*** Text segment ***

Posted by Bukola Daike on June 9, 2021 at 11:50 am
To mark #InternationalSexWorkersDay on June 2, ILGA talked to Sabrina Sánchez, trans migrant sex worker based in Spain, on her journey, the pandemic and why sex workers rights are central to the LGBTI movement.
Sabrina Sánchez can say she’s mostly happy. Happy and tired. Last month, she attended the Trans United Europe conference in Amsterdam, supported by the No One Left Behind fund from ILGA-Europe. Just before our conversation she was at another meeting and later on the same day, she’s participating in an event organised by the Primavera Sound festival in Barcelona, the topic is “this sort of gentrification of sex workers’ aesthetics in music”. Finally, the Spanish Supreme Court has recently recognised the right of sex workers to unionise, thanks to the pledge of Spain’s Sex Workers Organisation (OTRAS). All in all, Sabrina is satisfied, but she could also take some time off.

*** End of Text segment ***
*** Records supplied ***

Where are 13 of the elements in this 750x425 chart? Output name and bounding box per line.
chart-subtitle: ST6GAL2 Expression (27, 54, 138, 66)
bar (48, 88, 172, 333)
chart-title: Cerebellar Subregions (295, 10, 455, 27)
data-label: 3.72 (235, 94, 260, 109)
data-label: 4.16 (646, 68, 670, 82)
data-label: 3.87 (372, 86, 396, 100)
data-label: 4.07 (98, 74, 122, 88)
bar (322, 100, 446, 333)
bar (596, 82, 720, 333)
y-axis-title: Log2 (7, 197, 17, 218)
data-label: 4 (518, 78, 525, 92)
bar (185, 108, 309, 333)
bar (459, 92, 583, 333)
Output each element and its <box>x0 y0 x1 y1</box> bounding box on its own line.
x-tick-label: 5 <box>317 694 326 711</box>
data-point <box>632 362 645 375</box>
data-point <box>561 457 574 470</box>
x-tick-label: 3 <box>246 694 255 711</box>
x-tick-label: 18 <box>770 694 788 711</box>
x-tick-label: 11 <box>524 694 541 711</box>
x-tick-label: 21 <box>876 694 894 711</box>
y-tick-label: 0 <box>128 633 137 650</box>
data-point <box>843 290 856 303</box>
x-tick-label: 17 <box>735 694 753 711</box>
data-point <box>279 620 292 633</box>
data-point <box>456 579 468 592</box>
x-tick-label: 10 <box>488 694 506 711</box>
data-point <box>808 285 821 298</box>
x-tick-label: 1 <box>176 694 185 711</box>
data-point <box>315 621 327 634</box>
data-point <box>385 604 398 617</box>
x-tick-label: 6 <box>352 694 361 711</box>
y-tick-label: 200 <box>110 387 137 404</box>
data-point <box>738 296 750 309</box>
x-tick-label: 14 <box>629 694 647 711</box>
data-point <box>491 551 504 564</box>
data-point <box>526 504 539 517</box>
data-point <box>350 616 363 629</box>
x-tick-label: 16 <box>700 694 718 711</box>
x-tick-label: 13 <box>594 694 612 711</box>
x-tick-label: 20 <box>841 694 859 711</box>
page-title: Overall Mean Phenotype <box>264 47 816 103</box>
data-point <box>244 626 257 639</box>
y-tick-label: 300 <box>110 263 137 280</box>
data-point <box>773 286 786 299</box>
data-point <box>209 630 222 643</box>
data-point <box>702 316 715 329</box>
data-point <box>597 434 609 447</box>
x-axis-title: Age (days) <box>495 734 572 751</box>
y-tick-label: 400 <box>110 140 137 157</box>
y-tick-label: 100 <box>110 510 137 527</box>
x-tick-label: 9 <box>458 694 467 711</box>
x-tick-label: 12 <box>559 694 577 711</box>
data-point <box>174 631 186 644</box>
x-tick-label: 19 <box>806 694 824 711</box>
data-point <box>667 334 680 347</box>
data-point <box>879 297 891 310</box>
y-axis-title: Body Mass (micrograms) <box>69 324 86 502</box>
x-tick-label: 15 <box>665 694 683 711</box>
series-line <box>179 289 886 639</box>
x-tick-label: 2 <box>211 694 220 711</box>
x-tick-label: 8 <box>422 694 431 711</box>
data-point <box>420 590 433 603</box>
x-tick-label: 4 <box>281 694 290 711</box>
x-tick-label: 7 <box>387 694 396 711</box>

*** End of Records supplied ***

#### [Check your understanding]
a – From the Sabrina Sánchez article, quote the passage that begins with the words containing "Posted by Bukola" and ends with "the LGBTI movement.".
b – According to the Sabrina Sánchez article, what did the Spanish Supreme Court recently recognize?
c – List every place name (country or city) in the Sabrina Sánchez article.

#### [Exercise solutions]
a –
Posted by Bukola Daike on June 9, 2021 at 11:50 am
To mark #InternationalSexWorkersDay on June 2, ILGA talked to Sabrina Sánchez, trans migrant sex worker based in Spain, on her journey, the pandemic and why sex workers rights are central to the LGBTI movement.

b – The right of sex workers to unionize.

c – Spain, Amsterdam, Barcelona